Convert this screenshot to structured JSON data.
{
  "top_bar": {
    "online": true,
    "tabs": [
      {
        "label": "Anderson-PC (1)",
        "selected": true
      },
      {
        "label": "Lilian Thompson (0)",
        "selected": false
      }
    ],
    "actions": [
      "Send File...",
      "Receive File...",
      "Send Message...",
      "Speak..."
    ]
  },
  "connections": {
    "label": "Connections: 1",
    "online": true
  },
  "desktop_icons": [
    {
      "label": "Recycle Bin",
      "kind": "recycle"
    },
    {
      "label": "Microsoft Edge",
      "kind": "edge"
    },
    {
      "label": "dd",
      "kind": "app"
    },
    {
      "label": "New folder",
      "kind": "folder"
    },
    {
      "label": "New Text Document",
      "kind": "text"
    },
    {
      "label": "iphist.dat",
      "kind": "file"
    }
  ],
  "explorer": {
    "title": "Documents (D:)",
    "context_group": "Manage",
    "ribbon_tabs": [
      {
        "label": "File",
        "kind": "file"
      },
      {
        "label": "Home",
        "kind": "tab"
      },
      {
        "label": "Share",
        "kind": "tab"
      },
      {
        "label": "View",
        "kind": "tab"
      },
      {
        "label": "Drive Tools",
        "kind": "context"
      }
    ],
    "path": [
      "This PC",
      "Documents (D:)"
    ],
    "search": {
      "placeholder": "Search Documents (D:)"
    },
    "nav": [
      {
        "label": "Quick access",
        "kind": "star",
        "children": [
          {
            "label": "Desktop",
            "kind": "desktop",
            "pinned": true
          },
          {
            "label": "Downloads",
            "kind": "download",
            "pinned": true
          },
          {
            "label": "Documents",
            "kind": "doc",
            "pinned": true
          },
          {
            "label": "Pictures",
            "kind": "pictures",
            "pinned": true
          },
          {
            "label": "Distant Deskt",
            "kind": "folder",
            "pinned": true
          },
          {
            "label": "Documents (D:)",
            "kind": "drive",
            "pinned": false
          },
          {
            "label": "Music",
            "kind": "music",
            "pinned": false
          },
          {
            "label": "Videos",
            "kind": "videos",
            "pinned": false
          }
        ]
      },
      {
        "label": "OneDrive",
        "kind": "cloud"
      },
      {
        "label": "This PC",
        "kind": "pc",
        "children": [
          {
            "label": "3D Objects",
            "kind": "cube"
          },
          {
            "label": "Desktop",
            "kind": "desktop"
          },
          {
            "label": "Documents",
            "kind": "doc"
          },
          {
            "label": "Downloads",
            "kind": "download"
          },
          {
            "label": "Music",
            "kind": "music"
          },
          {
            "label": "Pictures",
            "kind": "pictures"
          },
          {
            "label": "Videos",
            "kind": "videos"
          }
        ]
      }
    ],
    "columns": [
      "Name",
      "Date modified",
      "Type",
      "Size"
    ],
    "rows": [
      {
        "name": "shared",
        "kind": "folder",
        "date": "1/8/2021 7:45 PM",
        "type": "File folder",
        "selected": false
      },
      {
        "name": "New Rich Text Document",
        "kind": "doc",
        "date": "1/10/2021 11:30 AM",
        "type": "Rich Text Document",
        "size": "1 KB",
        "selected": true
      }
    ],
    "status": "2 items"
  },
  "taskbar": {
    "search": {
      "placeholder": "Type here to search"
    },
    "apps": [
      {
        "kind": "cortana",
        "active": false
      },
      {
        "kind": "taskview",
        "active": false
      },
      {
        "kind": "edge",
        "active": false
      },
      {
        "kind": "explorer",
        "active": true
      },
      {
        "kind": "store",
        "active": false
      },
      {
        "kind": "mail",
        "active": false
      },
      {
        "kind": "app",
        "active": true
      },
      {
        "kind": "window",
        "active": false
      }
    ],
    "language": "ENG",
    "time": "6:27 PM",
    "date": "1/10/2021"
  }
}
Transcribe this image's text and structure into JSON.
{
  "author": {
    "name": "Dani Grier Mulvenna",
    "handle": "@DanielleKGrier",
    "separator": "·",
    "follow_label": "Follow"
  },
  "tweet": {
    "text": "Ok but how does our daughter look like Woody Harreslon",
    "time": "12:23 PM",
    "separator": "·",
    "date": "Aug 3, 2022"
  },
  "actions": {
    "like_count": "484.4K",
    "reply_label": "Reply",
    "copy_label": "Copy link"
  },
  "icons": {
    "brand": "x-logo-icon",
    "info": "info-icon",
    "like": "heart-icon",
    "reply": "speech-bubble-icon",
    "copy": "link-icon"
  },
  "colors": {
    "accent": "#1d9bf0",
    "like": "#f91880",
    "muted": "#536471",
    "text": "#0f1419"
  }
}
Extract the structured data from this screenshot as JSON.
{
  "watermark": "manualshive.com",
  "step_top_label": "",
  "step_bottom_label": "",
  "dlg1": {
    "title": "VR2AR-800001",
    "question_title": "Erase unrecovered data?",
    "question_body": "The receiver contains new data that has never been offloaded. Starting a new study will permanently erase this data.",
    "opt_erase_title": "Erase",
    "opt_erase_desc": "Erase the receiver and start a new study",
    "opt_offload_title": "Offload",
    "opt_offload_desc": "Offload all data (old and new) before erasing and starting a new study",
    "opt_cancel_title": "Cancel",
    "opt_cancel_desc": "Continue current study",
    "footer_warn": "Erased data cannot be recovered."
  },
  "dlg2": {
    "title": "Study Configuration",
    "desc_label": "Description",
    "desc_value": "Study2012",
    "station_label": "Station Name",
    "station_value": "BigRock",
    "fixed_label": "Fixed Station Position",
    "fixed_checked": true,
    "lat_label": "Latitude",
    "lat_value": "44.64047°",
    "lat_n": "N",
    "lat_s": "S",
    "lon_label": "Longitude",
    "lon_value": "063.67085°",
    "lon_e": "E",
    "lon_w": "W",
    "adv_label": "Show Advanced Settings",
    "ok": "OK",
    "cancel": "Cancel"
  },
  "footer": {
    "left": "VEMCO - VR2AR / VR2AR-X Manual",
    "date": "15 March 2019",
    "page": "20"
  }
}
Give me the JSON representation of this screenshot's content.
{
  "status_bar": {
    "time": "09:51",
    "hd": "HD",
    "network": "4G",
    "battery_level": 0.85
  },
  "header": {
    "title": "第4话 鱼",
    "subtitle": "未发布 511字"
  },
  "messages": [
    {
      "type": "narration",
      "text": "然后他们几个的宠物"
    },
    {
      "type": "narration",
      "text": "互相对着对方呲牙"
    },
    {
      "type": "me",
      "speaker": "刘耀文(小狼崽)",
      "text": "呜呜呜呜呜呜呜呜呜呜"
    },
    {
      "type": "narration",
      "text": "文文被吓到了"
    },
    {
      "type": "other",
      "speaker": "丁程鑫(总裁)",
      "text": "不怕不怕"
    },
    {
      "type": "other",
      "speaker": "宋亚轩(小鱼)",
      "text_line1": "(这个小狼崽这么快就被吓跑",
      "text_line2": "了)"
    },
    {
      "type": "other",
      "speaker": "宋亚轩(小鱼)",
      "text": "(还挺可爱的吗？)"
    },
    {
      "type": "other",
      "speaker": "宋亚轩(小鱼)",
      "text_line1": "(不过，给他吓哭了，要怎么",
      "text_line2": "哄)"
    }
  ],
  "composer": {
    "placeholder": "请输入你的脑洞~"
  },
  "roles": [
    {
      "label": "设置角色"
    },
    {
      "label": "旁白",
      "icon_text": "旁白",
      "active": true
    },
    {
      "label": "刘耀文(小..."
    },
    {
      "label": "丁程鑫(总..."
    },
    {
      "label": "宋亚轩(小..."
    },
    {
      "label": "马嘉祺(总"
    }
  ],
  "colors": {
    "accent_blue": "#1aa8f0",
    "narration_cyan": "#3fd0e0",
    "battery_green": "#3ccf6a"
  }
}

> _REQUIRED WORK_
Reproduce the complete data exactly as presented above.

> _SOLUTION FOR THIS TASK_
Convert this screenshot to structured JSON data.
{
  "top_bar": {
    "online": true,
    "tabs": [
      {
        "label": "Anderson-PC (1)",
        "selected": true
      },
      {
        "label": "Lilian Thompson (0)",
        "selected": false
      }
    ],
    "actions": [
      "Send File...",
      "Receive File...",
      "Send Message...",
      "Speak..."
    ]
  },
  "connections": {
    "label": "Connections: 1",
    "online": true
  },
  "desktop_icons": [
    {
      "label": "Recycle Bin",
      "kind": "recycle"
    },
    {
      "label": "Microsoft Edge",
      "kind": "edge"
    },
    {
      "label": "dd",
      "kind": "app"
    },
    {
      "label": "New folder",
      "kind": "folder"
    },
    {
      "label": "New Text Document",
      "kind": "text"
    },
    {
      "label": "iphist.dat",
      "kind": "file"
    }
  ],
  "explorer": {
    "title": "Documents (D:)",
    "context_group": "Manage",
    "ribbon_tabs": [
      {
        "label": "File",
        "kind": "file"
      },
      {
        "label": "Home",
        "kind": "tab"
      },
      {
        "label": "Share",
        "kind": "tab"
      },
      {
        "label": "View",
        "kind": "tab"
      },
      {
        "label": "Drive Tools",
        "kind": "context"
      }
    ],
    "path": [
      "This PC",
      "Documents (D:)"
    ],
    "search": {
      "placeholder": "Search Documents (D:)"
    },
    "nav": [
      {
        "label": "Quick access",
        "kind": "star",
        "children": [
          {
            "label": "Desktop",
            "kind": "desktop",
            "pinned": true
          },
          {
            "label": "Downloads",
            "kind": "download",
            "pinned": true
          },
          {
            "label": "Documents",
            "kind": "doc",
            "pinned": true
          },
          {
            "label": "Pictures",
            "kind": "pictures",
            "pinned": true
          },
          {
            "label": "Distant Deskt",
            "kind": "folder",
            "pinned": true
          },
          {
            "label": "Documents (D:)",
            "kind": "drive",
            "pinned": false
          },
          {
            "label": "Music",
            "kind": "music",
            "pinned": false
          },
          {
            "label": "Videos",
            "kind": "videos",
            "pinned": false
          }
        ]
      },
      {
        "label": "OneDrive",
        "kind": "cloud"
      },
      {
        "label": "This PC",
        "kind": "pc",
        "children": [
          {
            "label": "3D Objects",
            "kind": "cube"
          },
          {
            "label": "Desktop",
            "kind": "desktop"
          },
          {
            "label": "Documents",
            "kind": "doc"
          },
          {
            "label": "Downloads",
            "kind": "download"
          },
          {
            "label": "Music",
            "kind": "music"
          },
          {
            "label": "Pictures",
            "kind": "pictures"
          },
          {
            "label": "Videos",
            "kind": "videos"
          }
        ]
      }
    ],
    "columns": [
      "Name",
      "Date modified",
      "Type",
      "Size"
    ],
    "rows": [
      {
        "name": "shared",
        "kind": "folder",
        "date": "1/8/2021 7:45 PM",
        "type": "File folder",
        "selected": false
      },
      {
        "name": "New Rich Text Document",
        "kind": "doc",
        "date": "1/10/2021 11:30 AM",
        "type": "Rich Text Document",
        "size": "1 KB",
        "selected": true
      }
    ],
    "status": "2 items"
  },
  "taskbar": {
    "search": {
      "placeholder": "Type here to search"
    },
    "apps": [
      {
        "kind": "cortana",
        "active": false
      },
      {
        "kind": "taskview",
        "active": false
      },
      {
        "kind": "edge",
        "active": false
      },
      {
        "kind": "explorer",
        "active": true
      },
      {
        "kind": "store",
        "active": false
      },
      {
        "kind": "mail",
        "active": false
      },
      {
        "kind": "app",
        "active": true
      },
      {
        "kind": "window",
        "active": false
      }
    ],
    "language": "ENG",
    "time": "6:27 PM",
    "date": "1/10/2021"
  }
}
Transcribe this image's text and structure into JSON.
{
  "author": {
    "name": "Dani Grier Mulvenna",
    "handle": "@DanielleKGrier",
    "separator": "·",
    "follow_label": "Follow"
  },
  "tweet": {
    "text": "Ok but how does our daughter look like Woody Harreslon",
    "time": "12:23 PM",
    "separator": "·",
    "date": "Aug 3, 2022"
  },
  "actions": {
    "like_count": "484.4K",
    "reply_label": "Reply",
    "copy_label": "Copy link"
  },
  "icons": {
    "brand": "x-logo-icon",
    "info": "info-icon",
    "like": "heart-icon",
    "reply": "speech-bubble-icon",
    "copy": "link-icon"
  },
  "colors": {
    "accent": "#1d9bf0",
    "like": "#f91880",
    "muted": "#536471",
    "text": "#0f1419"
  }
}
Extract the structured data from this screenshot as JSON.
{
  "watermark": "manualshive.com",
  "step_top_label": "",
  "step_bottom_label": "",
  "dlg1": {
    "title": "VR2AR-800001",
    "question_title": "Erase unrecovered data?",
    "question_body": "The receiver contains new data that has never been offloaded. Starting a new study will permanently erase this data.",
    "opt_erase_title": "Erase",
    "opt_erase_desc": "Erase the receiver and start a new study",
    "opt_offload_title": "Offload",
    "opt_offload_desc": "Offload all data (old and new) before erasing and starting a new study",
    "opt_cancel_title": "Cancel",
    "opt_cancel_desc": "Continue current study",
    "footer_warn": "Erased data cannot be recovered."
  },
  "dlg2": {
    "title": "Study Configuration",
    "desc_label": "Description",
    "desc_value": "Study2012",
    "station_label": "Station Name",
    "station_value": "BigRock",
    "fixed_label": "Fixed Station Position",
    "fixed_checked": true,
    "lat_label": "Latitude",
    "lat_value": "44.64047°",
    "lat_n": "N",
    "lat_s": "S",
    "lon_label": "Longitude",
    "lon_value": "063.67085°",
    "lon_e": "E",
    "lon_w": "W",
    "adv_label": "Show Advanced Settings",
    "ok": "OK",
    "cancel": "Cancel"
  },
  "footer": {
    "left": "VEMCO - VR2AR / VR2AR-X Manual",
    "date": "15 March 2019",
    "page": "20"
  }
}
Give me the JSON representation of this screenshot's content.
{
  "status_bar": {
    "time": "09:51",
    "hd": "HD",
    "network": "4G",
    "battery_level": 0.85
  },
  "header": {
    "title": "第4话 鱼",
    "subtitle": "未发布 511字"
  },
  "messages": [
    {
      "type": "narration",
      "text": "然后他们几个的宠物"
    },
    {
      "type": "narration",
      "text": "互相对着对方呲牙"
    },
    {
      "type": "me",
      "speaker": "刘耀文(小狼崽)",
      "text": "呜呜呜呜呜呜呜呜呜呜"
    },
    {
      "type": "narration",
      "text": "文文被吓到了"
    },
    {
      "type": "other",
      "speaker": "丁程鑫(总裁)",
      "text": "不怕不怕"
    },
    {
      "type": "other",
      "speaker": "宋亚轩(小鱼)",
      "text_line1": "(这个小狼崽这么快就被吓跑",
      "text_line2": "了)"
    },
    {
      "type": "other",
      "speaker": "宋亚轩(小鱼)",
      "text": "(还挺可爱的吗？)"
    },
    {
      "type": "other",
      "speaker": "宋亚轩(小鱼)",
      "text_line1": "(不过，给他吓哭了，要怎么",
      "text_line2": "哄)"
    }
  ],
  "composer": {
    "placeholder": "请输入你的脑洞~"
  },
  "roles": [
    {
      "label": "设置角色"
    },
    {
      "label": "旁白",
      "icon_text": "旁白",
      "active": true
    },
    {
      "label": "刘耀文(小..."
    },
    {
      "label": "丁程鑫(总..."
    },
    {
      "label": "宋亚轩(小..."
    },
    {
      "label": "马嘉祺(总"
    }
  ],
  "colors": {
    "accent_blue": "#1aa8f0",
    "narration_cyan": "#3fd0e0",
    "battery_green": "#3ccf6a"
  }
}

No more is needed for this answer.